[PASSAGE SHOWN]:
The letters stand for Goals – Reality – Options – Will. If you have a member of staff who you’re going to sit down and do some coaching with (as opposed to just asking coaching questions on the fly), this will give you an easy-to-remember, tried-and-tested structure for your session.

You start by asking the person being coached to set their Goals for the session, then you explore the ‘Reality’ of where they currently are. You explore together the Options for moving forward, before selecting one or more and considering what they ‘Will’ need and choose to do to achieve them. That’s it. It’s that straight forward. With this structure, you have a simple to remember framework to give your session a purpose. You can find out more about GROW here (and you can also Google it and find a huge array of resources).

Be ready to listen

To prime yourself for a coaching approach, you need to be prepared to listen, listen, and listen some more. If you know anything about coaching, it will likely be that listening is the fundamental principle. However, quashing the desire to ‘tell and sell’ can be extremely difficult, especially if you are used to directing your team towards answers.

[PROMPT A]:
Answer from the coaching passage:
(i) What do the letters of GROW stand for?
(ii) What does the person being coached set at the start of the session?
(iii) What does the passage say is likely the fundamental principle of coaching?
[PROMPT B]: Change the coaching passage starting at "You start by" and ending at "team towards answers.", putting "template" wherever "framework" appears.

[DATA RECORDS]:

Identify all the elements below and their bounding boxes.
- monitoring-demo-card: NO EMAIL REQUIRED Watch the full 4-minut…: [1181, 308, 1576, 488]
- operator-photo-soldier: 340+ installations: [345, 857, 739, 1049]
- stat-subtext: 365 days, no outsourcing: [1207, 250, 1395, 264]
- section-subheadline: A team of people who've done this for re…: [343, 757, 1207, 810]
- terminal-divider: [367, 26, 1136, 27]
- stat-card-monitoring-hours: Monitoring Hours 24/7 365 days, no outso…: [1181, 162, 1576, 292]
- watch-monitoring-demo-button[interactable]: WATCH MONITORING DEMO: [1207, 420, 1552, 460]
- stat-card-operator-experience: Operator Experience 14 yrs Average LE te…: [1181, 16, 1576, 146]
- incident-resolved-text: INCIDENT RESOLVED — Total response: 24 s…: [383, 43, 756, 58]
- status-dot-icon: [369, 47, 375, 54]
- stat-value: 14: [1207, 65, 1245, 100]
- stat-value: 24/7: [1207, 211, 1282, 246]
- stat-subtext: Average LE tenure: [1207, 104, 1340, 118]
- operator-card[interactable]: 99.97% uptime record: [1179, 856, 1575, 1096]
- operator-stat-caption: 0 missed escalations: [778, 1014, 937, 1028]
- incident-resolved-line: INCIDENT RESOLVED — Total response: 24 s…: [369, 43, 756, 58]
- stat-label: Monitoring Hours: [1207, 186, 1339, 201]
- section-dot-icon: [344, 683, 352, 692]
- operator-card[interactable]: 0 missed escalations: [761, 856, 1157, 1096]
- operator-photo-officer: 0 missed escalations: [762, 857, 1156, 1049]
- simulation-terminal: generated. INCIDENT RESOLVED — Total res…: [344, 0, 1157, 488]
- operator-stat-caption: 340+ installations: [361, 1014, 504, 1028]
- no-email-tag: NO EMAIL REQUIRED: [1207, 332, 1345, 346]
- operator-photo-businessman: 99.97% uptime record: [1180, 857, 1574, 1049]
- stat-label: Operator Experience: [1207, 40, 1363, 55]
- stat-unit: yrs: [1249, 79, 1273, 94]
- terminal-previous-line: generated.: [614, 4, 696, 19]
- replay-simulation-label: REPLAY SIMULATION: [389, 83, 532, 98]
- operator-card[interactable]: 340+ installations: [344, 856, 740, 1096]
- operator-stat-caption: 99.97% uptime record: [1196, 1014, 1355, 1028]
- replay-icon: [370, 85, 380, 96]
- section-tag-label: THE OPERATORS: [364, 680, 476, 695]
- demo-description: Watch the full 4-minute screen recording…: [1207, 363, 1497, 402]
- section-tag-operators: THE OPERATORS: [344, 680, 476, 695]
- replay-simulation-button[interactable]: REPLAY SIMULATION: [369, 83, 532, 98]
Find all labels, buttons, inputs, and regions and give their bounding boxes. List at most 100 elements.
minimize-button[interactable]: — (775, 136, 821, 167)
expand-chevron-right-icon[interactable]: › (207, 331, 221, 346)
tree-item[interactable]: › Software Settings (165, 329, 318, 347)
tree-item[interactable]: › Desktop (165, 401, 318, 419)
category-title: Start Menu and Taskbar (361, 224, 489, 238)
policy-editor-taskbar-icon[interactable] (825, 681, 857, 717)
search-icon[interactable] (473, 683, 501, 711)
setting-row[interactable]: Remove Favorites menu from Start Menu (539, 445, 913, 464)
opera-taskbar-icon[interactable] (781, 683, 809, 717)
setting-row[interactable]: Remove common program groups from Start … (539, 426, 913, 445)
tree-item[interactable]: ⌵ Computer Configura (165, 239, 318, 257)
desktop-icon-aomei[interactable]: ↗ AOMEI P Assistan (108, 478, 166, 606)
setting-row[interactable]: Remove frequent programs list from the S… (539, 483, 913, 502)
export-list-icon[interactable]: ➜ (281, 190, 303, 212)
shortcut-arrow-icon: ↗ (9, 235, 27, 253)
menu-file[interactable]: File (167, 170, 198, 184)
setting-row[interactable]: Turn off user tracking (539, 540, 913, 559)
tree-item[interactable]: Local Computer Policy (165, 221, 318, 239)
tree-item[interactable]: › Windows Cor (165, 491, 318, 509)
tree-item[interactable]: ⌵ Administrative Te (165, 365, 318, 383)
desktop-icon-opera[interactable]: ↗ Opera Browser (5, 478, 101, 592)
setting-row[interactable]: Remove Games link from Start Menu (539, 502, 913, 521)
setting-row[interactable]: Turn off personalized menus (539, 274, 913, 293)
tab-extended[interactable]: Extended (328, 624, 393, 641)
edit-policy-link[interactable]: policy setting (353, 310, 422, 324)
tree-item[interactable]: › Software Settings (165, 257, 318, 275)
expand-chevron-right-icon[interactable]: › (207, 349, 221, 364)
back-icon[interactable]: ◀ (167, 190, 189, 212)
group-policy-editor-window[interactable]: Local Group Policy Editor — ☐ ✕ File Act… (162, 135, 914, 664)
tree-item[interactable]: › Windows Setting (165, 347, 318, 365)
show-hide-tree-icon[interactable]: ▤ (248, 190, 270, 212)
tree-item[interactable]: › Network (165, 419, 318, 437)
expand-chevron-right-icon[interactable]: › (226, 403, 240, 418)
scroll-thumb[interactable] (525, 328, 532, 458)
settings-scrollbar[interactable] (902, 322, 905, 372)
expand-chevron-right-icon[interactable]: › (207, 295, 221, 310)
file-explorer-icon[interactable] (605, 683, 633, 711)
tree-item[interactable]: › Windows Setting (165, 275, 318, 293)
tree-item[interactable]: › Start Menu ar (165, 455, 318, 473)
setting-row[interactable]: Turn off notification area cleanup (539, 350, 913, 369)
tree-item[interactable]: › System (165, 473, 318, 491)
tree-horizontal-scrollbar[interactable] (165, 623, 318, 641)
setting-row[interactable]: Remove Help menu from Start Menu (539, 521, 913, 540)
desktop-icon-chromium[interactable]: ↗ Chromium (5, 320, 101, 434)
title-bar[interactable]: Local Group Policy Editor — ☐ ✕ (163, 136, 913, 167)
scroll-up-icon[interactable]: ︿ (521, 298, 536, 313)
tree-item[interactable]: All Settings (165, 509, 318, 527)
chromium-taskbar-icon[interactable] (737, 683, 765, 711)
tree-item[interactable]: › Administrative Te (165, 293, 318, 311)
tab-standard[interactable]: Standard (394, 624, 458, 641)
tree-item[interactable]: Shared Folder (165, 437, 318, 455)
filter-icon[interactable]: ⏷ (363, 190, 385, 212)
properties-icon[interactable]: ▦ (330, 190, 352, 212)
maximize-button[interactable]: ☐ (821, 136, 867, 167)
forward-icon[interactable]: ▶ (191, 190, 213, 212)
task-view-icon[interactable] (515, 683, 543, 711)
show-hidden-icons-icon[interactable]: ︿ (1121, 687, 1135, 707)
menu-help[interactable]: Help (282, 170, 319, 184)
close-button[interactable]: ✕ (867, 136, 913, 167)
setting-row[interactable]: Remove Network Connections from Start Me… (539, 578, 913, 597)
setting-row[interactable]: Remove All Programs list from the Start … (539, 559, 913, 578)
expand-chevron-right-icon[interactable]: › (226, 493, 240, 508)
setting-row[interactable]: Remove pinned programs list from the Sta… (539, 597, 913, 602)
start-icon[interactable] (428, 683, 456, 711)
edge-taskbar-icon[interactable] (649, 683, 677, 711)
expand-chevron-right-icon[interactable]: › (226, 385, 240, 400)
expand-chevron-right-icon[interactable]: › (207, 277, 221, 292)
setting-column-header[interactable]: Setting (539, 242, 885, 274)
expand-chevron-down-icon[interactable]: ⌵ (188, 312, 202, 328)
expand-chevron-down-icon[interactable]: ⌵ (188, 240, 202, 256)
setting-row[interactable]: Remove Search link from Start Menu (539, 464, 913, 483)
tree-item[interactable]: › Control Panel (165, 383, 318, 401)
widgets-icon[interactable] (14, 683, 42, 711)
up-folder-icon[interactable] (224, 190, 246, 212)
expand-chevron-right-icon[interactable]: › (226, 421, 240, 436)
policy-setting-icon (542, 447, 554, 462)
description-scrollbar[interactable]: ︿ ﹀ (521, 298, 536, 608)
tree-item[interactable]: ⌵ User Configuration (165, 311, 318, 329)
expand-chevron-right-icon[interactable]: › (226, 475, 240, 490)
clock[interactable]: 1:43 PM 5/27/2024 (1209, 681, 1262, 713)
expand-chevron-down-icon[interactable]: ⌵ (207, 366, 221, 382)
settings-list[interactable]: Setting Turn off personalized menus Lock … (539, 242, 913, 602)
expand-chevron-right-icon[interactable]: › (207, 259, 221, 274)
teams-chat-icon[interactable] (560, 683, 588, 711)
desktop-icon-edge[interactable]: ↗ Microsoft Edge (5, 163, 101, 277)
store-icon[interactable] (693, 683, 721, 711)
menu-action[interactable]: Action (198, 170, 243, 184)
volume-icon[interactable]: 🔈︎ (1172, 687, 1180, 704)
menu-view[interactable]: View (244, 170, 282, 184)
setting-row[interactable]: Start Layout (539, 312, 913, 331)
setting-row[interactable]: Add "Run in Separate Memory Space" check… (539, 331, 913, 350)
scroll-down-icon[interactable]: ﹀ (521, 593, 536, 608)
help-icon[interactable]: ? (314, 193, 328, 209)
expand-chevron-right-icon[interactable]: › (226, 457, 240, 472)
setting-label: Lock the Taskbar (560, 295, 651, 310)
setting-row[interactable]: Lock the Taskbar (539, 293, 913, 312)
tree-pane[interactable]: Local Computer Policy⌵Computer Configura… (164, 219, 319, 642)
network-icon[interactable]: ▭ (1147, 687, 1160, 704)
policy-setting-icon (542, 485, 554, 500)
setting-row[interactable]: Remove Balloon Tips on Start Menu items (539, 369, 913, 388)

[SOLUTION A]:
(i) Goals, Reality, Options, Will.
(ii) Their Goals for the session.
(iii) Listening.

[SOLUTION B]:
You start by asking the person being coached to set their Goals for the session, then you explore the ‘Reality’ of where they currently are. You explore together the Options for moving forward, before selecting one or more and considering what they ‘Will’ need and choose to do to achieve them. That’s it. It’s that straight forward. With this structure, you have a simple to remember template to give your session a purpose. You can find out more about GROW here (and you can also Google it and find a huge array of resources).

Be ready to listen

To prime yourself for a coaching approach, you need to be prepared to listen, listen, and listen some more. If you know anything about coaching, it will likely be that listening is the fundamental principle. However, quashing the desire to ‘tell and sell’ can be extremely difficult, especially if you are used to directing your team towards answers.